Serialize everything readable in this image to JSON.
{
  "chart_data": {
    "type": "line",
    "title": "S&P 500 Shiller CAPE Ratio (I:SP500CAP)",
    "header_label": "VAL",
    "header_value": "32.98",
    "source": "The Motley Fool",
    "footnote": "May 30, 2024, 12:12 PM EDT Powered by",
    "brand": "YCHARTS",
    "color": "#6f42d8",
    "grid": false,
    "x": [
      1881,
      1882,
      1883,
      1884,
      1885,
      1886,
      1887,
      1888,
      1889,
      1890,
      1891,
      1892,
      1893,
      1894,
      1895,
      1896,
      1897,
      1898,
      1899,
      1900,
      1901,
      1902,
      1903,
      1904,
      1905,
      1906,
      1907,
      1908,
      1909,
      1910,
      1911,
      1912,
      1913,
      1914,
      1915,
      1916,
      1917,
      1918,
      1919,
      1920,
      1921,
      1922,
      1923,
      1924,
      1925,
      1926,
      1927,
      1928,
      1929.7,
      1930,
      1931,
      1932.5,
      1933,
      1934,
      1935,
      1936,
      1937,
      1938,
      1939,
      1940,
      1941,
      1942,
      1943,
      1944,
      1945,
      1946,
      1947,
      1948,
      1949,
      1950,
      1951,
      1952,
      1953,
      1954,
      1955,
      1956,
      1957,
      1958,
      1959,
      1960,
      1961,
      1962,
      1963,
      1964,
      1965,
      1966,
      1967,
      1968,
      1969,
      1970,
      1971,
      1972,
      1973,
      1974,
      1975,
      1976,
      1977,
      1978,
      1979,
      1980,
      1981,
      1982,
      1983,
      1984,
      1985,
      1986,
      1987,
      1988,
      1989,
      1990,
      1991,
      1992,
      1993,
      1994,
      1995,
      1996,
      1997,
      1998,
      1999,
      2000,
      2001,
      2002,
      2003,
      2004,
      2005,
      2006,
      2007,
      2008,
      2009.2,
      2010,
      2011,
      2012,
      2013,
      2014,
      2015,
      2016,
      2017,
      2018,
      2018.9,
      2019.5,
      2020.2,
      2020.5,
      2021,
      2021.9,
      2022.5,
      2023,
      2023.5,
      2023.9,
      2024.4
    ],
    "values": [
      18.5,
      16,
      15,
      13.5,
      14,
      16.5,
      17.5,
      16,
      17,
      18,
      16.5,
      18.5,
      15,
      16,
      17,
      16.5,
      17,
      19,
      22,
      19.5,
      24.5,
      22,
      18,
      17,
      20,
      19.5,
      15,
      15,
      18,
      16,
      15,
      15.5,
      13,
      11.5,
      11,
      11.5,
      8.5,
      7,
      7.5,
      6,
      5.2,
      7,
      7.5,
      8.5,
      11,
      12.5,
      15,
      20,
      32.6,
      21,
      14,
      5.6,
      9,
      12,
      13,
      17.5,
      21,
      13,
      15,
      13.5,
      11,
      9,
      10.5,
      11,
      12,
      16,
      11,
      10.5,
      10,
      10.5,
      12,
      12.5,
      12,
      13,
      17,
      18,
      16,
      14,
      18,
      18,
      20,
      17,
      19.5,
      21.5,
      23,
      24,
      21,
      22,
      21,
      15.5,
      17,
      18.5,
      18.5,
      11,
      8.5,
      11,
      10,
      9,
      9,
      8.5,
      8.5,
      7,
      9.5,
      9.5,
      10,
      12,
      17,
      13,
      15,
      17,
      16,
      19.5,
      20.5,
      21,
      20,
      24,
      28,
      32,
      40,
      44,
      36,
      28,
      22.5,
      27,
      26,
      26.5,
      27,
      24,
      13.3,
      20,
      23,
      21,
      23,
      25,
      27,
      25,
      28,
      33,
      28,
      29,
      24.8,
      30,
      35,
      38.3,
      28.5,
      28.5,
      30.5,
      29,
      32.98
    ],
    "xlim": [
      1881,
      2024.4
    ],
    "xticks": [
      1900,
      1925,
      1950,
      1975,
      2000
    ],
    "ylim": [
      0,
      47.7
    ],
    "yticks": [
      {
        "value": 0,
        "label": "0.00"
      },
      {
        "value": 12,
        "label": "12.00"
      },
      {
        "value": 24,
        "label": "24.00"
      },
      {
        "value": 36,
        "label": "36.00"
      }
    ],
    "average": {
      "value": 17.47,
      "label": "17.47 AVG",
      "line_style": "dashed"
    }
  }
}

#### DESCRIPTION OF THE TASK
Print all of the entries exactly as they appear.

#### SOLUTION FOR THIS PROBLEM
Serialize everything readable in this image to JSON.
{
  "chart_data": {
    "type": "line",
    "title": "S&P 500 Shiller CAPE Ratio (I:SP500CAP)",
    "header_label": "VAL",
    "header_value": "32.98",
    "source": "The Motley Fool",
    "footnote": "May 30, 2024, 12:12 PM EDT Powered by",
    "brand": "YCHARTS",
    "color": "#6f42d8",
    "grid": false,
    "x": [
      1881,
      1882,
      1883,
      1884,
      1885,
      1886,
      1887,
      1888,
      1889,
      1890,
      1891,
      1892,
      1893,
      1894,
      1895,
      1896,
      1897,
      1898,
      1899,
      1900,
      1901,
      1902,
      1903,
      1904,
      1905,
      1906,
      1907,
      1908,
      1909,
      1910,
      1911,
      1912,
      1913,
      1914,
      1915,
      1916,
      1917,
      1918,
      1919,
      1920,
      1921,
      1922,
      1923,
      1924,
      1925,
      1926,
      1927,
      1928,
      1929.7,
      1930,
      1931,
      1932.5,
      1933,
      1934,
      1935,
      1936,
      1937,
      1938,
      1939,
      1940,
      1941,
      1942,
      1943,
      1944,
      1945,
      1946,
      1947,
      1948,
      1949,
      1950,
      1951,
      1952,
      1953,
      1954,
      1955,
      1956,
      1957,
      1958,
      1959,
      1960,
      1961,
      1962,
      1963,
      1964,
      1965,
      1966,
      1967,
      1968,
      1969,
      1970,
      1971,
      1972,
      1973,
      1974,
      1975,
      1976,
      1977,
      1978,
      1979,
      1980,
      1981,
      1982,
      1983,
      1984,
      1985,
      1986,
      1987,
      1988,
      1989,
      1990,
      1991,
      1992,
      1993,
      1994,
      1995,
      1996,
      1997,
      1998,
      1999,
      2000,
      2001,
      2002,
      2003,
      2004,
      2005,
      2006,
      2007,
      2008,
      2009.2,
      2010,
      2011,
      2012,
      2013,
      2014,
      2015,
      2016,
      2017,
      2018,
      2018.9,
      2019.5,
      2020.2,
      2020.5,
      2021,
      2021.9,
      2022.5,
      2023,
      2023.5,
      2023.9,
      2024.4
    ],
    "values": [
      18.5,
      16,
      15,
      13.5,
      14,
      16.5,
      17.5,
      16,
      17,
      18,
      16.5,
      18.5,
      15,
      16,
      17,
      16.5,
      17,
      19,
      22,
      19.5,
      24.5,
      22,
      18,
      17,
      20,
      19.5,
      15,
      15,
      18,
      16,
      15,
      15.5,
      13,
      11.5,
      11,
      11.5,
      8.5,
      7,
      7.5,
      6,
      5.2,
      7,
      7.5,
      8.5,
      11,
      12.5,
      15,
      20,
      32.6,
      21,
      14,
      5.6,
      9,
      12,
      13,
      17.5,
      21,
      13,
      15,
      13.5,
      11,
      9,
      10.5,
      11,
      12,
      16,
      11,
      10.5,
      10,
      10.5,
      12,
      12.5,
      12,
      13,
      17,
      18,
      16,
      14,
      18,
      18,
      20,
      17,
      19.5,
      21.5,
      23,
      24,
      21,
      22,
      21,
      15.5,
      17,
      18.5,
      18.5,
      11,
      8.5,
      11,
      10,
      9,
      9,
      8.5,
      8.5,
      7,
      9.5,
      9.5,
      10,
      12,
      17,
      13,
      15,
      17,
      16,
      19.5,
      20.5,
      21,
      20,
      24,
      28,
      32,
      40,
      44,
      36,
      28,
      22.5,
      27,
      26,
      26.5,
      27,
      24,
      13.3,
      20,
      23,
      21,
      23,
      25,
      27,
      25,
      28,
      33,
      28,
      29,
      24.8,
      30,
      35,
      38.3,
      28.5,
      28.5,
      30.5,
      29,
      32.98
    ],
    "xlim": [
      1881,
      2024.4
    ],
    "xticks": [
      1900,
      1925,
      1950,
      1975,
      2000
    ],
    "ylim": [
      0,
      47.7
    ],
    "yticks": [
      {
        "value": 0,
        "label": "0.00"
      },
      {
        "value": 12,
        "label": "12.00"
      },
      {
        "value": 24,
        "label": "24.00"
      },
      {
        "value": 36,
        "label": "36.00"
      }
    ],
    "average": {
      "value": 17.47,
      "label": "17.47 AVG",
      "line_style": "dashed"
    }
  }
}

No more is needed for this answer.